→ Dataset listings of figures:

========================================================================

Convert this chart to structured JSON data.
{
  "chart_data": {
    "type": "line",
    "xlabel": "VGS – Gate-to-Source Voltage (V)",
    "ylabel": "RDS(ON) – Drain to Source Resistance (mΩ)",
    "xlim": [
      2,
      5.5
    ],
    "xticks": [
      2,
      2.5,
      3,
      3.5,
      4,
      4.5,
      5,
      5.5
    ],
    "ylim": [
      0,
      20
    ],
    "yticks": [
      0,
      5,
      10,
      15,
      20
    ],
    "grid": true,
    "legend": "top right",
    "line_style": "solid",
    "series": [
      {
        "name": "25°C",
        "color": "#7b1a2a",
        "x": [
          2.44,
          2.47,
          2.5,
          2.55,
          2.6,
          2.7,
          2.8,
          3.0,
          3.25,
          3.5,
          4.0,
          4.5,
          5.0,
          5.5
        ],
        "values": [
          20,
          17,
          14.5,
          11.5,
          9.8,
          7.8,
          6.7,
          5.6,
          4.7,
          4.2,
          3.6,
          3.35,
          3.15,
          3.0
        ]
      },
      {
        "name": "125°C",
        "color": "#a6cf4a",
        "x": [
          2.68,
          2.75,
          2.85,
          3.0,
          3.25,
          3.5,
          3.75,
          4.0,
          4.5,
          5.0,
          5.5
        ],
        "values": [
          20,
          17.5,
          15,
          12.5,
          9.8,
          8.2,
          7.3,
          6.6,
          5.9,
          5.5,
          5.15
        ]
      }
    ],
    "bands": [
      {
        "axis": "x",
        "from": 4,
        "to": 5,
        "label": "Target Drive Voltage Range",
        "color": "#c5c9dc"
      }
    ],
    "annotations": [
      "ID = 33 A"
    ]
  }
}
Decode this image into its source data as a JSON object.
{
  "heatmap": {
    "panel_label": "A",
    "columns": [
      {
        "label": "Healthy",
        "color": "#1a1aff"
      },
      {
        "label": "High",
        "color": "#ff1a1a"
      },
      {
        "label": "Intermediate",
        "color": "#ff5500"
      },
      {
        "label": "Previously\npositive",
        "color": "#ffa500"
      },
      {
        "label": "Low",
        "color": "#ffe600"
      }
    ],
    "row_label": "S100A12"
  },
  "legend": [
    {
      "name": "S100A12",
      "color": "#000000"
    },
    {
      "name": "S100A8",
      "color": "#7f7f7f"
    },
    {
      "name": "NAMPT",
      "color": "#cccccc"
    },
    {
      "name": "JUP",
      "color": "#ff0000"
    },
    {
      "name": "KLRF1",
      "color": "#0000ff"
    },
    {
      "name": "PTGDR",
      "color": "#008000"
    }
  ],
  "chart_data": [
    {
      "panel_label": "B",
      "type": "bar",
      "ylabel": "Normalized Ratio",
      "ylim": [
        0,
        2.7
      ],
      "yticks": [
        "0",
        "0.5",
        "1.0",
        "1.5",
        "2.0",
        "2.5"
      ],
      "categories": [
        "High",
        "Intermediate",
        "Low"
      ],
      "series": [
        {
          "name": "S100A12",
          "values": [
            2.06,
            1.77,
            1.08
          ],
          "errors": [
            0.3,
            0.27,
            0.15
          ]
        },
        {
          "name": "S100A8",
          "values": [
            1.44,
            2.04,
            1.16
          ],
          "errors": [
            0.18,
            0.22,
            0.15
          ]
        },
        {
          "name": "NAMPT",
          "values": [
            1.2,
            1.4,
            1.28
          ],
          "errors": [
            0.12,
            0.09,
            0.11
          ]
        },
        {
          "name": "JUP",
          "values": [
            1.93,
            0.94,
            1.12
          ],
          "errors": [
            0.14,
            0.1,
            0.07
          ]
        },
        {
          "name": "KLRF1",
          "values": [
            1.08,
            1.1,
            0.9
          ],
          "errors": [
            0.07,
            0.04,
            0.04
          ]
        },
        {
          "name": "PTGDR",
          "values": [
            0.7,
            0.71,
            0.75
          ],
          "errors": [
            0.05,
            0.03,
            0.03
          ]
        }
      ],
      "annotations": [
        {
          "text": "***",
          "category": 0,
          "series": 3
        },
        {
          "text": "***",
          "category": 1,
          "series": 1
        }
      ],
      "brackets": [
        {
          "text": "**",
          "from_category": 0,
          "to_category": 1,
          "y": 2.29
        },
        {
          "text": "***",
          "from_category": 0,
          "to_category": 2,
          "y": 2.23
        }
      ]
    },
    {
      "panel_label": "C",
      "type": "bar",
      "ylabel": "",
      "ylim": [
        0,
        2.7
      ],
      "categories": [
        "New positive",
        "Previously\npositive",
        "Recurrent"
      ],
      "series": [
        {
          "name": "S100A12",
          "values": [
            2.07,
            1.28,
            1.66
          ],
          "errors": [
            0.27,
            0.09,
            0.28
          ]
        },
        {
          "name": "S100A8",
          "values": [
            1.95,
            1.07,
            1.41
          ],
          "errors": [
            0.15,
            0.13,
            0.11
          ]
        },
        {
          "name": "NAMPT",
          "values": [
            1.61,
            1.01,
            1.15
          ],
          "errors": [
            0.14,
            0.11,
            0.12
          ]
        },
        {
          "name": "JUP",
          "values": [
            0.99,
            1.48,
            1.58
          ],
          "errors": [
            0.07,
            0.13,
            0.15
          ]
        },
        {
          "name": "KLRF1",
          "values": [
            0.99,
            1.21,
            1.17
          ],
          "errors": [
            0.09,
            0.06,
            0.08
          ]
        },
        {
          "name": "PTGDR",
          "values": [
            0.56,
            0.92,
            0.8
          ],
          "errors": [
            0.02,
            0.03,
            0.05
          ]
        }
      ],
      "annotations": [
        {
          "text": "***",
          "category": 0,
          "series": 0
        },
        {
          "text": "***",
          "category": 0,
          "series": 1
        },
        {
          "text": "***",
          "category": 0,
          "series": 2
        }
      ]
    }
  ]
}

========================================================================

→ Short exercise:
Copy out all of the lines above exactly.

→ Response to this task:
Convert this chart to structured JSON data.
{
  "chart_data": {
    "type": "line",
    "xlabel": "VGS – Gate-to-Source Voltage (V)",
    "ylabel": "RDS(ON) – Drain to Source Resistance (mΩ)",
    "xlim": [
      2,
      5.5
    ],
    "xticks": [
      2,
      2.5,
      3,
      3.5,
      4,
      4.5,
      5,
      5.5
    ],
    "ylim": [
      0,
      20
    ],
    "yticks": [
      0,
      5,
      10,
      15,
      20
    ],
    "grid": true,
    "legend": "top right",
    "line_style": "solid",
    "series": [
      {
        "name": "25°C",
        "color": "#7b1a2a",
        "x": [
          2.44,
          2.47,
          2.5,
          2.55,
          2.6,
          2.7,
          2.8,
          3.0,
          3.25,
          3.5,
          4.0,
          4.5,
          5.0,
          5.5
        ],
        "values": [
          20,
          17,
          14.5,
          11.5,
          9.8,
          7.8,
          6.7,
          5.6,
          4.7,
          4.2,
          3.6,
          3.35,
          3.15,
          3.0
        ]
      },
      {
        "name": "125°C",
        "color": "#a6cf4a",
        "x": [
          2.68,
          2.75,
          2.85,
          3.0,
          3.25,
          3.5,
          3.75,
          4.0,
          4.5,
          5.0,
          5.5
        ],
        "values": [
          20,
          17.5,
          15,
          12.5,
          9.8,
          8.2,
          7.3,
          6.6,
          5.9,
          5.5,
          5.15
        ]
      }
    ],
    "bands": [
      {
        "axis": "x",
        "from": 4,
        "to": 5,
        "label": "Target Drive Voltage Range",
        "color": "#c5c9dc"
      }
    ],
    "annotations": [
      "ID = 33 A"
    ]
  }
}
Decode this image into its source data as a JSON object.
{
  "heatmap": {
    "panel_label": "A",
    "columns": [
      {
        "label": "Healthy",
        "color": "#1a1aff"
      },
      {
        "label": "High",
        "color": "#ff1a1a"
      },
      {
        "label": "Intermediate",
        "color": "#ff5500"
      },
      {
        "label": "Previously\npositive",
        "color": "#ffa500"
      },
      {
        "label": "Low",
        "color": "#ffe600"
      }
    ],
    "row_label": "S100A12"
  },
  "legend": [
    {
      "name": "S100A12",
      "color": "#000000"
    },
    {
      "name": "S100A8",
      "color": "#7f7f7f"
    },
    {
      "name": "NAMPT",
      "color": "#cccccc"
    },
    {
      "name": "JUP",
      "color": "#ff0000"
    },
    {
      "name": "KLRF1",
      "color": "#0000ff"
    },
    {
      "name": "PTGDR",
      "color": "#008000"
    }
  ],
  "chart_data": [
    {
      "panel_label": "B",
      "type": "bar",
      "ylabel": "Normalized Ratio",
      "ylim": [
        0,
        2.7
      ],
      "yticks": [
        "0",
        "0.5",
        "1.0",
        "1.5",
        "2.0",
        "2.5"
      ],
      "categories": [
        "High",
        "Intermediate",
        "Low"
      ],
      "series": [
        {
          "name": "S100A12",
          "values": [
            2.06,
            1.77,
            1.08
          ],
          "errors": [
            0.3,
            0.27,
            0.15
          ]
        },
        {
          "name": "S100A8",
          "values": [
            1.44,
            2.04,
            1.16
          ],
          "errors": [
            0.18,
            0.22,
            0.15
          ]
        },
        {
          "name": "NAMPT",
          "values": [
            1.2,
            1.4,
            1.28
          ],
          "errors": [
            0.12,
            0.09,
            0.11
          ]
        },
        {
          "name": "JUP",
          "values": [
            1.93,
            0.94,
            1.12
          ],
          "errors": [
            0.14,
            0.1,
            0.07
          ]
        },
        {
          "name": "KLRF1",
          "values": [
            1.08,
            1.1,
            0.9
          ],
          "errors": [
            0.07,
            0.04,
            0.04
          ]
        },
        {
          "name": "PTGDR",
          "values": [
            0.7,
            0.71,
            0.75
          ],
          "errors": [
            0.05,
            0.03,
            0.03
          ]
        }
      ],
      "annotations": [
        {
          "text": "***",
          "category": 0,
          "series": 3
        },
        {
          "text": "***",
          "category": 1,
          "series": 1
        }
      ],
      "brackets": [
        {
          "text": "**",
          "from_category": 0,
          "to_category": 1,
          "y": 2.29
        },
        {
          "text": "***",
          "from_category": 0,
          "to_category": 2,
          "y": 2.23
        }
      ]
    },
    {
      "panel_label": "C",
      "type": "bar",
      "ylabel": "",
      "ylim": [
        0,
        2.7
      ],
      "categories": [
        "New positive",
        "Previously\npositive",
        "Recurrent"
      ],
      "series": [
        {
          "name": "S100A12",
          "values": [
            2.07,
            1.28,
            1.66
          ],
          "errors": [
            0.27,
            0.09,
            0.28
          ]
        },
        {
          "name": "S100A8",
          "values": [
            1.95,
            1.07,
            1.41
          ],
          "errors": [
            0.15,
            0.13,
            0.11
          ]
        },
        {
          "name": "NAMPT",
          "values": [
            1.61,
            1.01,
            1.15
          ],
          "errors": [
            0.14,
            0.11,
            0.12
          ]
        },
        {
          "name": "JUP",
          "values": [
            0.99,
            1.48,
            1.58
          ],
          "errors": [
            0.07,
            0.13,
            0.15
          ]
        },
        {
          "name": "KLRF1",
          "values": [
            0.99,
            1.21,
            1.17
          ],
          "errors": [
            0.09,
            0.06,
            0.08
          ]
        },
        {
          "name": "PTGDR",
          "values": [
            0.56,
            0.92,
            0.8
          ],
          "errors": [
            0.02,
            0.03,
            0.05
          ]
        }
      ],
      "annotations": [
        {
          "text": "***",
          "category": 0,
          "series": 0
        },
        {
          "text": "***",
          "category": 0,
          "series": 1
        },
        {
          "text": "***",
          "category": 0,
          "series": 2
        }
      ]
    }
  ]
}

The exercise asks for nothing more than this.